━━━ GIVEN RECORDS ━━━

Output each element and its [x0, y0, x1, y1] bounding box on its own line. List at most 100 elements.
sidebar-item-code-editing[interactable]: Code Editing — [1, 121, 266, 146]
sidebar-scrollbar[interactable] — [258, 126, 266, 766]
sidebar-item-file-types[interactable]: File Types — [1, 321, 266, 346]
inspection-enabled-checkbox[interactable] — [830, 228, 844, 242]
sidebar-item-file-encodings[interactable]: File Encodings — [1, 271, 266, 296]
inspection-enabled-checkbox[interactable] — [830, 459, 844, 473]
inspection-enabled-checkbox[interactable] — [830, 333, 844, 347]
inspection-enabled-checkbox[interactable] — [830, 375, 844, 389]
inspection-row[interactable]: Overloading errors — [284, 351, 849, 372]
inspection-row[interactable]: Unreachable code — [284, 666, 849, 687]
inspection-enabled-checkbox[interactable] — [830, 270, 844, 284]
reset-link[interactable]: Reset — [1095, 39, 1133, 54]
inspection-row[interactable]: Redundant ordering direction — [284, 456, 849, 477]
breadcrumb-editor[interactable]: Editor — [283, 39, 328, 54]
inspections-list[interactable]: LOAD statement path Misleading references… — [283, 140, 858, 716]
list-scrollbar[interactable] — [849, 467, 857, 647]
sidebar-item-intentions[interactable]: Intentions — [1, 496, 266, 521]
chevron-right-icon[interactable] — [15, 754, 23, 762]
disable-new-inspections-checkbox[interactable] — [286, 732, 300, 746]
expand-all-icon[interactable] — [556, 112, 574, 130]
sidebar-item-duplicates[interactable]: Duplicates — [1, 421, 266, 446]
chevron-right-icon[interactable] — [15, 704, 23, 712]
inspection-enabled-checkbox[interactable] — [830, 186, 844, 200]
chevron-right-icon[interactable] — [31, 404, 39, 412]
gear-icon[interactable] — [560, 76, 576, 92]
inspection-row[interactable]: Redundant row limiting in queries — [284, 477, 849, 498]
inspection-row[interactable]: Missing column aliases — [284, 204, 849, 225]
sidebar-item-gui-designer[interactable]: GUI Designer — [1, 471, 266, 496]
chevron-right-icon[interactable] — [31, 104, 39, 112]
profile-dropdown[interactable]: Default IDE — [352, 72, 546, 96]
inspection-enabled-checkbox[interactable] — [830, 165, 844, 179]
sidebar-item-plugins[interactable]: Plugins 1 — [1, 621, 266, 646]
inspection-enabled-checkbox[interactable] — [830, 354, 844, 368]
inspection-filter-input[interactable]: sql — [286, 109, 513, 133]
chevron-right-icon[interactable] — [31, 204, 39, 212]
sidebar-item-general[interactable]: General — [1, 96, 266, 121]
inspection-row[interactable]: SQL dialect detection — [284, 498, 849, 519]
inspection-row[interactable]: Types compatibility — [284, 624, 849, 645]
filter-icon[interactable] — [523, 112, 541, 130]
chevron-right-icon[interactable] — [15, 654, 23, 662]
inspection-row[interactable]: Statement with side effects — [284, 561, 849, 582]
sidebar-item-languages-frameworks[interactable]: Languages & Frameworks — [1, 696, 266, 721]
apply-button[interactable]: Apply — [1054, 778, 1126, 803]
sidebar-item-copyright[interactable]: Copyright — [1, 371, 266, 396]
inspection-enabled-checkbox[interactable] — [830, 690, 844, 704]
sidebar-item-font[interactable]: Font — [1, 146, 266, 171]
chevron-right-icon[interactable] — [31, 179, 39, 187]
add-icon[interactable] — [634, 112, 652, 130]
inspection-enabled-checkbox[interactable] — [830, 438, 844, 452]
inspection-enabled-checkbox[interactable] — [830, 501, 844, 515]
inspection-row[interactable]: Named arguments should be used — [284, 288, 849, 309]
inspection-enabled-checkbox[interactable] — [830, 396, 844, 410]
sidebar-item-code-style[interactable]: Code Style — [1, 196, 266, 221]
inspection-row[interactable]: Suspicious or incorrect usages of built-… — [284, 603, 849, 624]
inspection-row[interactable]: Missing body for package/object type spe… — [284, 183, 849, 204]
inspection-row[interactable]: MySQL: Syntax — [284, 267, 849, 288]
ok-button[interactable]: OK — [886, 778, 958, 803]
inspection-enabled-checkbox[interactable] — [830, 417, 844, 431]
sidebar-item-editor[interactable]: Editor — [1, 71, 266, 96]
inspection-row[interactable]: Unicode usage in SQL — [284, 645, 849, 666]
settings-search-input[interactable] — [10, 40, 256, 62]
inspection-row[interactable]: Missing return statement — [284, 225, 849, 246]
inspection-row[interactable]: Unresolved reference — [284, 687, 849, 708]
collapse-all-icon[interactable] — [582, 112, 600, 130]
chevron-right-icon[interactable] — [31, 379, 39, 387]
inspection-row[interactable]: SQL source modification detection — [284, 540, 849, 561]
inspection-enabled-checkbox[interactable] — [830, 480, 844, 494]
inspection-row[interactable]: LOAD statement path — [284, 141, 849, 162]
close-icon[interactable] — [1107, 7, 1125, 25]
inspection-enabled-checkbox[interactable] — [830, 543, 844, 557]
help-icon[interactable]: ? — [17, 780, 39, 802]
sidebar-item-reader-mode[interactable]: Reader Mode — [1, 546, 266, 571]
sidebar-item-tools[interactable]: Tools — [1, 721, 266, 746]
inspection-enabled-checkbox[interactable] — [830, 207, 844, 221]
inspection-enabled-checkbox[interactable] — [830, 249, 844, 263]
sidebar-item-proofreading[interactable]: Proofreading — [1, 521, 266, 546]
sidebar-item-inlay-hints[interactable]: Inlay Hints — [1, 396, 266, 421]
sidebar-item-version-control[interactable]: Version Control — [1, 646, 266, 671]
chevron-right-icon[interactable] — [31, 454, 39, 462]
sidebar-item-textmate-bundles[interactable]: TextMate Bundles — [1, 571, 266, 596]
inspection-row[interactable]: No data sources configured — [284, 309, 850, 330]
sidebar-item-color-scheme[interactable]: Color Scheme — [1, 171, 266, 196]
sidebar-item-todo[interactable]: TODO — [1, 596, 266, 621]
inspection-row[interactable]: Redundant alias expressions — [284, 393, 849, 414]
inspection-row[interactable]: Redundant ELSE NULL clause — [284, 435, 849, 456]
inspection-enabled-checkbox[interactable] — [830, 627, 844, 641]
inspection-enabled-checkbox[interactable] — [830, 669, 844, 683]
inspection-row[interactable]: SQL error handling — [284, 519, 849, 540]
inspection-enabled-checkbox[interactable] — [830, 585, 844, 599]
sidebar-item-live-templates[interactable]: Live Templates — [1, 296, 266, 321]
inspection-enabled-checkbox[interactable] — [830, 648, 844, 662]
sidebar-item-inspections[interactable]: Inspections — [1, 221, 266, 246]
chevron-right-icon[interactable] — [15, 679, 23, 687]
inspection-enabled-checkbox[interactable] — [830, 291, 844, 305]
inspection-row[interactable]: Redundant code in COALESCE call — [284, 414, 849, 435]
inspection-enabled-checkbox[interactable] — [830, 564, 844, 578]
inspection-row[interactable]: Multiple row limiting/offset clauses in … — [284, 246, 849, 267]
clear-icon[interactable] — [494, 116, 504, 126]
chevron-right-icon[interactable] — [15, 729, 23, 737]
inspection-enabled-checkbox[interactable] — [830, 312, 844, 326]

━━━
━━━ GIVEN RECORDS ━━━

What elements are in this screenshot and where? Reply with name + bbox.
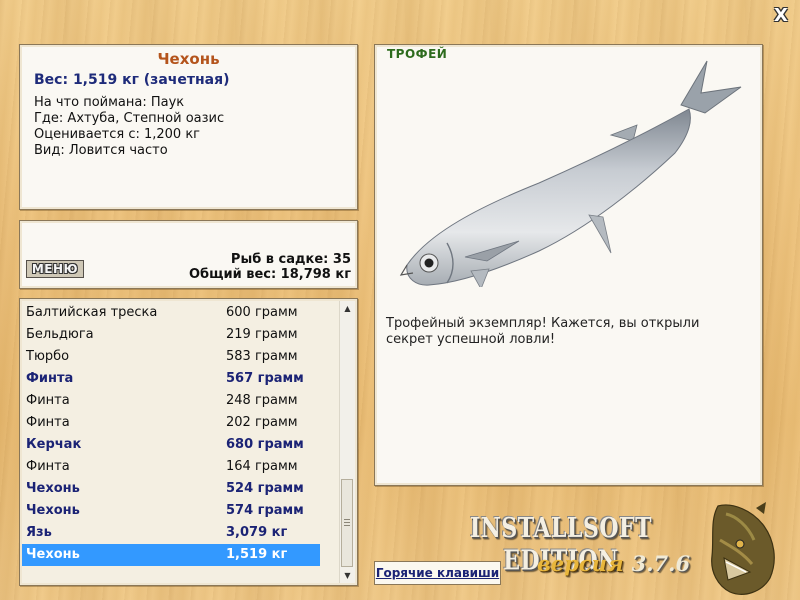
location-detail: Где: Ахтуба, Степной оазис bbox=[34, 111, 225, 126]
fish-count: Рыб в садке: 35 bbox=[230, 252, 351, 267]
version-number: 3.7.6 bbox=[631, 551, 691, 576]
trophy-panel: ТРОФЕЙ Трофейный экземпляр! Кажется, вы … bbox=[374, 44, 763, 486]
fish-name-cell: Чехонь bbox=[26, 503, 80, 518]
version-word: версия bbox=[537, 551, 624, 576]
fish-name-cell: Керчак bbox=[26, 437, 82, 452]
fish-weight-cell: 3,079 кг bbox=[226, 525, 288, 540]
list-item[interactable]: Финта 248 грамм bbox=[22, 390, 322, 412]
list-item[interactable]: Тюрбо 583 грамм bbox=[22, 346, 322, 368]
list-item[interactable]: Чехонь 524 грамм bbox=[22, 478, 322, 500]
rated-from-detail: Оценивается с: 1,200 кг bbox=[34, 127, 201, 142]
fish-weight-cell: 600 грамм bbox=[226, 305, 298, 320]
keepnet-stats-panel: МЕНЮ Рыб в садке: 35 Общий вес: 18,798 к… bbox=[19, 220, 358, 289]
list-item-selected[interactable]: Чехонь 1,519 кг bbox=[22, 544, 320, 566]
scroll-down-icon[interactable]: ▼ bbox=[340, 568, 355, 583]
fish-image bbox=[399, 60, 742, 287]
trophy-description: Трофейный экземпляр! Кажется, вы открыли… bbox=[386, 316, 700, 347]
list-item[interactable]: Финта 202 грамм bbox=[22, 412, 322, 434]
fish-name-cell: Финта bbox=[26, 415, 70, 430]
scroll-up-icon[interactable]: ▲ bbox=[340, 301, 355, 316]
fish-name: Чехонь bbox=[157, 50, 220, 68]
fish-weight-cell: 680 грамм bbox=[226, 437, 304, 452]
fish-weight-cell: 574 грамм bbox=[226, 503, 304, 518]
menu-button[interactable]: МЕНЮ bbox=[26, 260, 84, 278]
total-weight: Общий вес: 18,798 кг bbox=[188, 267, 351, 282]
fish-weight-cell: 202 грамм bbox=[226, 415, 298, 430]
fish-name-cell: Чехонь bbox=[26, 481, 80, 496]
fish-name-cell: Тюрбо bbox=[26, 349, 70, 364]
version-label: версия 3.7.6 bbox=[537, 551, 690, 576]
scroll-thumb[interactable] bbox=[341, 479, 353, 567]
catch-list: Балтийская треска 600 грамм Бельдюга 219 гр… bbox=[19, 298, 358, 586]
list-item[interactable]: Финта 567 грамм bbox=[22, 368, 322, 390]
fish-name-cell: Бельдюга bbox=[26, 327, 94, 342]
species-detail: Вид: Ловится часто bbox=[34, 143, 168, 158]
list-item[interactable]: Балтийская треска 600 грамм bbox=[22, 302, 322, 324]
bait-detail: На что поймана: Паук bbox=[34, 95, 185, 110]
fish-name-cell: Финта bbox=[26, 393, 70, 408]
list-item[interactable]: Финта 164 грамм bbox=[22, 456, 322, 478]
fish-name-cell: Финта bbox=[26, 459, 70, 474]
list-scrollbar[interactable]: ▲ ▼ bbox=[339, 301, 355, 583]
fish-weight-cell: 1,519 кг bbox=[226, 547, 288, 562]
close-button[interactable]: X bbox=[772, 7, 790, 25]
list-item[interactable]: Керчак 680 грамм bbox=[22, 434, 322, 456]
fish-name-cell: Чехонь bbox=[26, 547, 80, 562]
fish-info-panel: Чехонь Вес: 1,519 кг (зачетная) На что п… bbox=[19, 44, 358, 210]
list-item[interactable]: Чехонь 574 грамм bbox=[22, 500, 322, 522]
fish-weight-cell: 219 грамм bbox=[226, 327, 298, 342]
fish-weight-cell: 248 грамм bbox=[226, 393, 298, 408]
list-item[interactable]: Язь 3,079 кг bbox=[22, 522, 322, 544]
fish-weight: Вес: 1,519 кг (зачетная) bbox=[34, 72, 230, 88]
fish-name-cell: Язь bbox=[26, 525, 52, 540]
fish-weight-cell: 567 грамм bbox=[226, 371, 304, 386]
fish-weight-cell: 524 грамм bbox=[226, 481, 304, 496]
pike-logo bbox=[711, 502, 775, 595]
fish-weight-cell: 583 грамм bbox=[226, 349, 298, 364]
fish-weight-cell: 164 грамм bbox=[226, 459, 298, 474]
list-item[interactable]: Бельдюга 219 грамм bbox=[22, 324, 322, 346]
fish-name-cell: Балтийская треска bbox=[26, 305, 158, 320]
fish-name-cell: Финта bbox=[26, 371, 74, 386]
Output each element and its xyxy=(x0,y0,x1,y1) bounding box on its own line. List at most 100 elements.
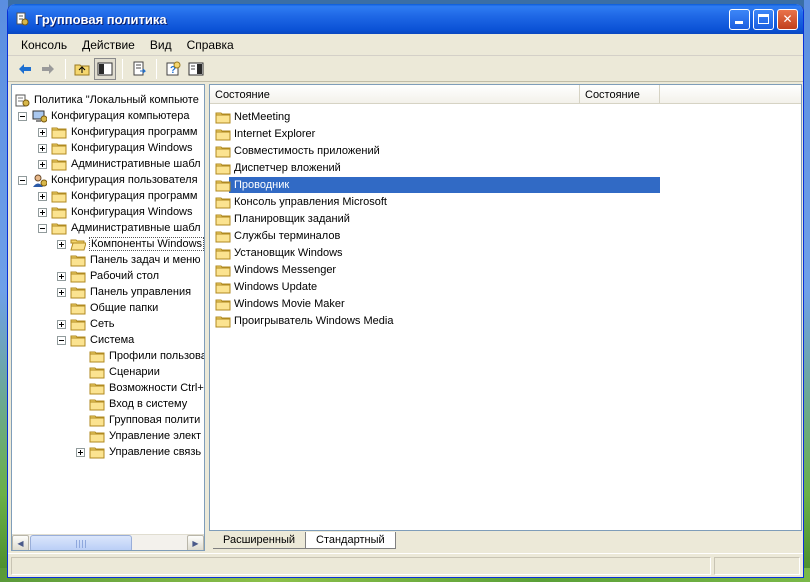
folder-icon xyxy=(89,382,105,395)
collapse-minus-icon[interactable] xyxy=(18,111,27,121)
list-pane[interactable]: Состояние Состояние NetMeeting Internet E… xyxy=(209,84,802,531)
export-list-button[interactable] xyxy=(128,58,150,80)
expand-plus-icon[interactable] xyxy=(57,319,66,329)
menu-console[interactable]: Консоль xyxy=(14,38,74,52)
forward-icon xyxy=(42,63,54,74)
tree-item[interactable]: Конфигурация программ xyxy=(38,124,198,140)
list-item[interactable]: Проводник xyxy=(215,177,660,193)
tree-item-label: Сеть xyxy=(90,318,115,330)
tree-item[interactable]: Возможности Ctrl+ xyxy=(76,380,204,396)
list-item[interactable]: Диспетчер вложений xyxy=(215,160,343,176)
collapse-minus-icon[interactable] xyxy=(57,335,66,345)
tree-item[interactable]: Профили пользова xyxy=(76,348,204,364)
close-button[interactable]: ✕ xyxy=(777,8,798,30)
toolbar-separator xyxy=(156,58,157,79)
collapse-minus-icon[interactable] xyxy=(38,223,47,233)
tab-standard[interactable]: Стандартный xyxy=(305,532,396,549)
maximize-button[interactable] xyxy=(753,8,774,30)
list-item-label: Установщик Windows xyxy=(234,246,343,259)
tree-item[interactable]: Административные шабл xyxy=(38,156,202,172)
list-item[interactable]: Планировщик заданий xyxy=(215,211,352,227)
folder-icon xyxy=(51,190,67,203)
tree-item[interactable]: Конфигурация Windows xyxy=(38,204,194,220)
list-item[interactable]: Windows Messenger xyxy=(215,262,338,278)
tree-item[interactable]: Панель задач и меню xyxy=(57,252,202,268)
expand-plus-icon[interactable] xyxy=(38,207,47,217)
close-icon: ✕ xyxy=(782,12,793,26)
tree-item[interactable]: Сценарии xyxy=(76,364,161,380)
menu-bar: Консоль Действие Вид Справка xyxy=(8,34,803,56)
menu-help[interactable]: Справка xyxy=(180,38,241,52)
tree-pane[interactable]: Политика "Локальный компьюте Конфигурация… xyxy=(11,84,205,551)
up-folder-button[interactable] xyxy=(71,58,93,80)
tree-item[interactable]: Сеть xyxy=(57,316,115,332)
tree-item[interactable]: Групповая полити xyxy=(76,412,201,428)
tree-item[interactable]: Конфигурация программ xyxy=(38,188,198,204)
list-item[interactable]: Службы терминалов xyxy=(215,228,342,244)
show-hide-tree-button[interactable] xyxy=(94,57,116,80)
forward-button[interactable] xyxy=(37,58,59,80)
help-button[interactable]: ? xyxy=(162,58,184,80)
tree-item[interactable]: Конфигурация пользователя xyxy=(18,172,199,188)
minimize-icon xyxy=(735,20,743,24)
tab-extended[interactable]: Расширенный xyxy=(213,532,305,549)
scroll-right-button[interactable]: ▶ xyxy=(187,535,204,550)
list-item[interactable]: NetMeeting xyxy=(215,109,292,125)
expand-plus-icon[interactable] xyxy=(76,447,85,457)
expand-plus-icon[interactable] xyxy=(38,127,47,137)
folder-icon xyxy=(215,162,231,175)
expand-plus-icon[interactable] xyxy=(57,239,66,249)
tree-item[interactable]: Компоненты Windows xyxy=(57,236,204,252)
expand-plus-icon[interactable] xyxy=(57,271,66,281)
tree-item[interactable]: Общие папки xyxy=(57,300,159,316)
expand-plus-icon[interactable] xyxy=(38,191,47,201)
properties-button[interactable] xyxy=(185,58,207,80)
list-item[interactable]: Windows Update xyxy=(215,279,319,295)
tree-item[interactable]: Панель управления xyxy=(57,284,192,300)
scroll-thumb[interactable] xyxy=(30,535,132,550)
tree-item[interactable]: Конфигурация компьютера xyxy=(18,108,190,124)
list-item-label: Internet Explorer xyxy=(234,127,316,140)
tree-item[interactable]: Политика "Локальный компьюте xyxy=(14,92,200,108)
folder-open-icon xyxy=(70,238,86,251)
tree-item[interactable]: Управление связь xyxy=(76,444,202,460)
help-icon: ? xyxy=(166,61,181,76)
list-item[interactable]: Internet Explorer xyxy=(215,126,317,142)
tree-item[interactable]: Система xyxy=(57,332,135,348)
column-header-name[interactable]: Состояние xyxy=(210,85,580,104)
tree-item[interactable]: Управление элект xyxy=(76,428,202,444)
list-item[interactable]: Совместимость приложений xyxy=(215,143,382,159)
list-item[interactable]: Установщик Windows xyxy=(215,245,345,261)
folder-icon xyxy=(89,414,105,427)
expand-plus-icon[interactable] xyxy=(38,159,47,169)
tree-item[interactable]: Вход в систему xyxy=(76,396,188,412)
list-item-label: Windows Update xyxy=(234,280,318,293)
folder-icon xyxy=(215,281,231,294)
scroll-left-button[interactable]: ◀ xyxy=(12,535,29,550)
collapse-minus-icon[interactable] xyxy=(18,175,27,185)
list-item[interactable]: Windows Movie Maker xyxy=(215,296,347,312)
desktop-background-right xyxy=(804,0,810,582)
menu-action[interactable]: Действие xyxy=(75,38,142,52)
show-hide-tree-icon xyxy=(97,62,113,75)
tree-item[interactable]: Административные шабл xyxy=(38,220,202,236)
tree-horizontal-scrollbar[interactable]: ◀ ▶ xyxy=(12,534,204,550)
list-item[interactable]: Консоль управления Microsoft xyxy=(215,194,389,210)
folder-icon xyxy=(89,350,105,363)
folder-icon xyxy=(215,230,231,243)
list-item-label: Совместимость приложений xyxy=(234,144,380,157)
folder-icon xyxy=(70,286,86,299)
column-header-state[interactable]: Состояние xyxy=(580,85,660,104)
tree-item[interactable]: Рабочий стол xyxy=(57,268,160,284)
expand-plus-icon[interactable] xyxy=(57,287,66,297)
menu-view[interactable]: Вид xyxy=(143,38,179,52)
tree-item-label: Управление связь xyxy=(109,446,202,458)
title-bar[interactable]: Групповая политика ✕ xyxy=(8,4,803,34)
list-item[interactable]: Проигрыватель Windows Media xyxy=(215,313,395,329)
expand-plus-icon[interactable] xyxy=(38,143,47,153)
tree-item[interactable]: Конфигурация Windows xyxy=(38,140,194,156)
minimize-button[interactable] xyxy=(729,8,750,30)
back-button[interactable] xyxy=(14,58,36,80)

━━━
━━━ GIVEN RECORDS ━━━

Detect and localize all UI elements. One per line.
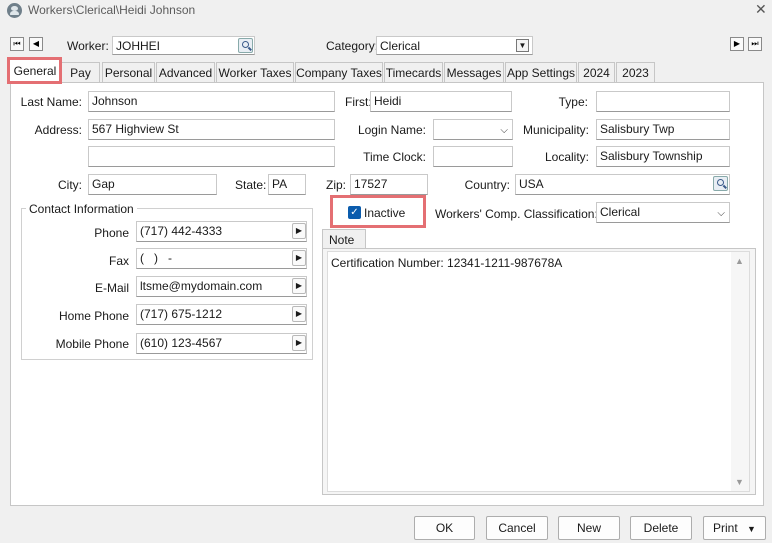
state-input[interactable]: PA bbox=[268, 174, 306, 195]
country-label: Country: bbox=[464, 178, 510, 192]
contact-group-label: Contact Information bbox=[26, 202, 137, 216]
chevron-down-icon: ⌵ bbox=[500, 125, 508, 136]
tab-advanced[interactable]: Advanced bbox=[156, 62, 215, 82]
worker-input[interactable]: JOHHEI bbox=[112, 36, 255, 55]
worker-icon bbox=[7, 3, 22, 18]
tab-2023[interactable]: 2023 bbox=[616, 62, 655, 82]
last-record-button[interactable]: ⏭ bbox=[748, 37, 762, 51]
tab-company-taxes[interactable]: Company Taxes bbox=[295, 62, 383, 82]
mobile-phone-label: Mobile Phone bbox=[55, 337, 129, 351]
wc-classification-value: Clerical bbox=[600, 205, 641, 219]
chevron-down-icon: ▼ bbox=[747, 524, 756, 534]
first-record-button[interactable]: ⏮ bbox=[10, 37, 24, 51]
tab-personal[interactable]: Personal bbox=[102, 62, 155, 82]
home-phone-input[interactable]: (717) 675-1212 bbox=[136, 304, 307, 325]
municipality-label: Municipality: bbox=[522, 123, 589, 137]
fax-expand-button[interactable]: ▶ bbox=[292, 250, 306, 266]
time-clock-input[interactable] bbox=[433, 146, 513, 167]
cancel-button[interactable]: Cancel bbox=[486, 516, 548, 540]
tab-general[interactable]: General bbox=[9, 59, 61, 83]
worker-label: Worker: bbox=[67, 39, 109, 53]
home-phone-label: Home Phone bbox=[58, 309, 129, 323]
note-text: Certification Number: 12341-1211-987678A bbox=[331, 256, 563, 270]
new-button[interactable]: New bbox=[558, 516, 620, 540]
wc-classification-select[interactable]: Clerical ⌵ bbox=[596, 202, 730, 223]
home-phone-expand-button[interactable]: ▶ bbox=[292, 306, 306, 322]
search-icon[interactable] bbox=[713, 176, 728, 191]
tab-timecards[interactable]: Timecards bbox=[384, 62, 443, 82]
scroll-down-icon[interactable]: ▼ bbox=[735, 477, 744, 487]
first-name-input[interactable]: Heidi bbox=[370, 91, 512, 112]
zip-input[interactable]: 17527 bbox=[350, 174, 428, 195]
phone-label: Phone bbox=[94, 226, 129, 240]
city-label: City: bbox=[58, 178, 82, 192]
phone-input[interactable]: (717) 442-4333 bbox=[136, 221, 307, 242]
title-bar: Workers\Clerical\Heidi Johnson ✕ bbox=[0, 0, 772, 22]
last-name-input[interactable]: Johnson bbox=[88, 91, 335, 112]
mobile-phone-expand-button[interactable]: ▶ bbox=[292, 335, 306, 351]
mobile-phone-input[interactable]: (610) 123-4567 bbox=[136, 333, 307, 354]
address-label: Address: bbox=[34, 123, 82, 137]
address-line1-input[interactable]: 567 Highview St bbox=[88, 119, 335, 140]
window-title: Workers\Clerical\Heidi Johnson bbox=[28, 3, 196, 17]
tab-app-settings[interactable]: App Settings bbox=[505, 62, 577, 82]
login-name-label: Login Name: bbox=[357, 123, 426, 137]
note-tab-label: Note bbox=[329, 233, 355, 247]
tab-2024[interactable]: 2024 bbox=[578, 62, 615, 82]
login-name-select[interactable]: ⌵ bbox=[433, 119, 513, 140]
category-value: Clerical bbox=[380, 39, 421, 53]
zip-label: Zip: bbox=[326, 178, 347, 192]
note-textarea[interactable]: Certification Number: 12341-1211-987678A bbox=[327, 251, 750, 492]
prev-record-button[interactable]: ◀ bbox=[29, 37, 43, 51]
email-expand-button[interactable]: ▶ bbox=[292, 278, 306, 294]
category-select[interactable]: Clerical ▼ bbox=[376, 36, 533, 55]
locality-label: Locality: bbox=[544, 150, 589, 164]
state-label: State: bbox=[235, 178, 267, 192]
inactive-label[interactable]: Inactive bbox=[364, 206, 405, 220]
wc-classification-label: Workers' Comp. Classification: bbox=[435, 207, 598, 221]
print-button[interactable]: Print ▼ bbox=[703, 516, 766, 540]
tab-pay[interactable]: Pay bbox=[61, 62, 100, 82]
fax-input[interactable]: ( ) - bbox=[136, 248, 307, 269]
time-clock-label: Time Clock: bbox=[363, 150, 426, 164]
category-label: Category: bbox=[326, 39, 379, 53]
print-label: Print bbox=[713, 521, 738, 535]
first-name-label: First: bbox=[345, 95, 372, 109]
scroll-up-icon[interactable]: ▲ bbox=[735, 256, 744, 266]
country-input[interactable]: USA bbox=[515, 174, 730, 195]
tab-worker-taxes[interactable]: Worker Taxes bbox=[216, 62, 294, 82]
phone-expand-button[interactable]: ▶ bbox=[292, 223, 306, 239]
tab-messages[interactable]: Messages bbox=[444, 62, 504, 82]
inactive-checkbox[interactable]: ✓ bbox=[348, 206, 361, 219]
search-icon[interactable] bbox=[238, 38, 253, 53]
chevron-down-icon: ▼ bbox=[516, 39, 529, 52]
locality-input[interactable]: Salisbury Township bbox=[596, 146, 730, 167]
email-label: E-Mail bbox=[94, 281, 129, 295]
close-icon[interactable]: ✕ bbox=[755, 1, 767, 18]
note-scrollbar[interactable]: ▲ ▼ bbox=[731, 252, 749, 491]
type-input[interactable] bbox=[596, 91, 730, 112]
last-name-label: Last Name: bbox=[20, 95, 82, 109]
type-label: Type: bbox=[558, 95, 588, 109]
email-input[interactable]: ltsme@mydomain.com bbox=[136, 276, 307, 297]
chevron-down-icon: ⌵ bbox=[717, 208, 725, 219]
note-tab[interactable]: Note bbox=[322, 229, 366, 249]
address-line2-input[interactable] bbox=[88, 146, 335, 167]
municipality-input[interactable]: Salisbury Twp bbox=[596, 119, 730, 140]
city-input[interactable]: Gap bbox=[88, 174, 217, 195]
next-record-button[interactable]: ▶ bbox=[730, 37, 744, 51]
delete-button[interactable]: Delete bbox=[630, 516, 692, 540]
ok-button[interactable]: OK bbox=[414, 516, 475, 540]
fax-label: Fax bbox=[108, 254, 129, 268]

━━━

** DIRECTIONS **
Return everything in the listing from the line containing "location-detail: Где: Ахтуба, Степной" down to the line containing "catch-list: Балтийская треска", both of those lines included, character for character.

** SOLUTION FOR THIS TASK **
location-detail: Где: Ахтуба, Степной оазис bbox=[34, 111, 225, 126]
fish-count: Рыб в садке: 35 bbox=[230, 252, 351, 267]
version-number: 3.7.6 bbox=[631, 551, 691, 576]
trophy-panel: ТРОФЕЙ Трофейный экземпляр! Кажется, вы … bbox=[374, 44, 763, 486]
fish-name-cell: Чехонь bbox=[26, 503, 80, 518]
version-word: версия bbox=[537, 551, 624, 576]
fish-name-cell: Керчак bbox=[26, 437, 82, 452]
fish-weight-cell: 3,079 кг bbox=[226, 525, 288, 540]
list-item[interactable]: Финта 248 грамм bbox=[22, 390, 322, 412]
list-item[interactable]: Тюрбо 583 грамм bbox=[22, 346, 322, 368]
list-item[interactable]: Чехонь 524 грамм bbox=[22, 478, 322, 500]
rated-from-detail: Оценивается с: 1,200 кг bbox=[34, 127, 201, 142]
fish-weight-cell: 600 грамм bbox=[226, 305, 298, 320]
keepnet-stats-panel: МЕНЮ Рыб в садке: 35 Общий вес: 18,798 к… bbox=[19, 220, 358, 289]
list-item-selected[interactable]: Чехонь 1,519 кг bbox=[22, 544, 320, 566]
scroll-down-icon[interactable]: ▼ bbox=[340, 568, 355, 583]
fish-image bbox=[399, 60, 742, 287]
trophy-description: Трофейный экземпляр! Кажется, вы открыли… bbox=[386, 316, 700, 347]
list-item[interactable]: Финта 202 грамм bbox=[22, 412, 322, 434]
fish-name-cell: Финта bbox=[26, 415, 70, 430]
scroll-up-icon[interactable]: ▲ bbox=[340, 301, 355, 316]
fish-name: Чехонь bbox=[157, 50, 220, 68]
fish-weight-cell: 680 грамм bbox=[226, 437, 304, 452]
fish-weight-cell: 574 грамм bbox=[226, 503, 304, 518]
menu-button[interactable]: МЕНЮ bbox=[26, 260, 84, 278]
total-weight: Общий вес: 18,798 кг bbox=[188, 267, 351, 282]
fish-weight-cell: 202 грамм bbox=[226, 415, 298, 430]
fish-name-cell: Чехонь bbox=[26, 481, 80, 496]
fish-name-cell: Тюрбо bbox=[26, 349, 70, 364]
version-label: версия 3.7.6 bbox=[537, 551, 690, 576]
scroll-thumb[interactable] bbox=[341, 479, 353, 567]
catch-list: Балтийская треска 600 грамм Бельдюга 219 гр… bbox=[19, 298, 358, 586]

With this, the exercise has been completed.